TEXT UNDER STUDY:
· · ·
The capitalist class is demanding that the exchange “trap” and other regulations of the government be ended, that it be followed by a significant devaluation of the peso, and that they should be able to recover the freedom of capitals to enter and leave, and the possibility of gaining access to international indebtedness; they are demanding generalization of the agreement with Chevron.

Through some of their politicians (like Scioli, Massa, Macri or De la Sota), they are trying to reconcile that program with an “orderly transition,” to avoid the repetition of 2001. In reality, they want the Kirchner government to be the one to bear the “pending tasks” of the adjustment.

For their part, the workers are protesting against a growing increase in costs that affects the purchasing power of wages, and retirements of hunger; against the direct and indirect taxes on incomes from work and against job uncertainty, unemployment, the deficit and an increasing cost of housing and the collapse of health care and education. In perspective, the big capitals, on the one hand, and the workers, on the other, will continue to confront each other to determine who pays for the costs of the crisis.

On the political plane, we have witnessed the break up of the governing party, the rule of the Kirchners: on the one hand, there has been an exodus of Kirchner managers; on the other, collisions have appeared within the clique that continues with Cristina F. Kirchner. There are widespread frictions in the different levels of the government (governors and mayors and even in the security apparatuses). The government established a system of special espionage against the popular movements, and it is trying to return political leadership to the armed forces. A repressor from the dictatorship has been appointed a major in the army, which has generated widespread protest, even within the ruling party.
· · ·
AIM OF THE EXERCISE:
Can you carry the passage on Argentina's crisis under the Kirchner government forward, starting after its final sentence? The records that follow have no connection to the passage on Argentina's crisis.
· · ·
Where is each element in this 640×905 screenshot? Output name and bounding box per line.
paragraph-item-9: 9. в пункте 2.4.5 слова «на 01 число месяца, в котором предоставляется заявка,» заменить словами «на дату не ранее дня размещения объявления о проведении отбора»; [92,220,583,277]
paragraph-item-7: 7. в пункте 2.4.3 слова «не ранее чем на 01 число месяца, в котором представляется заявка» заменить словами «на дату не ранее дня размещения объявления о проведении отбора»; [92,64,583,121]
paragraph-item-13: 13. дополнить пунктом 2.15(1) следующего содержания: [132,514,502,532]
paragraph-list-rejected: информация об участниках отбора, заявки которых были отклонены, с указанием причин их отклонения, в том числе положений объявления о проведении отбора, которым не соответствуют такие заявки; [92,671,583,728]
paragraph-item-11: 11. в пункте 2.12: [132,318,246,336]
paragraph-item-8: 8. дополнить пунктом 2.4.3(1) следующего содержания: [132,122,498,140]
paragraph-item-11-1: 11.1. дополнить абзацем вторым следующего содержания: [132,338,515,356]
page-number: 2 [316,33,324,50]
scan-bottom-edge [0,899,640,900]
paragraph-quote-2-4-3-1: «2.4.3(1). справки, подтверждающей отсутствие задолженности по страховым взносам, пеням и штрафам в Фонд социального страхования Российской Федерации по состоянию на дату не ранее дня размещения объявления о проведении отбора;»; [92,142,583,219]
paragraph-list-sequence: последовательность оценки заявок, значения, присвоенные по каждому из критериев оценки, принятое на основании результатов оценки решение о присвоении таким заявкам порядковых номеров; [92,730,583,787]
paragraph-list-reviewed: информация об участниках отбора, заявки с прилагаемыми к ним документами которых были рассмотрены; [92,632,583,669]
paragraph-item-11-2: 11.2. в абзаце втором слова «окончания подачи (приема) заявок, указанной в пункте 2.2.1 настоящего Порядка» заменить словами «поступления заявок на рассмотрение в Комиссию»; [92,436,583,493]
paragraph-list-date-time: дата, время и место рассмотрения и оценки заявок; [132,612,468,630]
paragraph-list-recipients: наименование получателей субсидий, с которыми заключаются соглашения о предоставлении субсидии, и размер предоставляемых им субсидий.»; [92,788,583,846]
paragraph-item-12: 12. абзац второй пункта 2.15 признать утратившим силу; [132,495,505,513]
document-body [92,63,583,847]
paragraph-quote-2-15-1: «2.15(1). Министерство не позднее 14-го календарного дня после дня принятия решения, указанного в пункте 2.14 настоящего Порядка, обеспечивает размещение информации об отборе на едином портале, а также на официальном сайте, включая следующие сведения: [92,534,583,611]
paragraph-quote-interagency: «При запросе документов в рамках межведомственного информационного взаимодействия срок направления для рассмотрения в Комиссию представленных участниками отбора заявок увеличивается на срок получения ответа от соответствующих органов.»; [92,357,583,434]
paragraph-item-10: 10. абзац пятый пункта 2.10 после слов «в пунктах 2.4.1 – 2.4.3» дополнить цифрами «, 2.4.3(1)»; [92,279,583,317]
· · ·
EXERCISE RESULT:
The progress of the Argentinian political process has the world capitalist crisis as a background. World capitalism is increasingly unloading the crisis on the masses; on the one hand, by destroying conquests and rights, and, on the other hand, through increasing repression, it is attempting to silence the popular rebellions.

The Left and Workers’ Front greets and supports the struggle of the entire world working class against imperialist capitalism and its governments. And it highlights the struggle of the people of Brazil and the young people of Chile. In Argentina, over and above the policies of the bureaucratic leaderships of the workers’ movement, the big strikes and demonstrations against the income tax managed to impose a retreat on the Kirchner government. An awakening of the working class and the young people, that includes the entire continent, is growing, and they are expressing themselves in the increasing opposition of the masses to the governments of Dilma or Evo Morales, as well as in Chile.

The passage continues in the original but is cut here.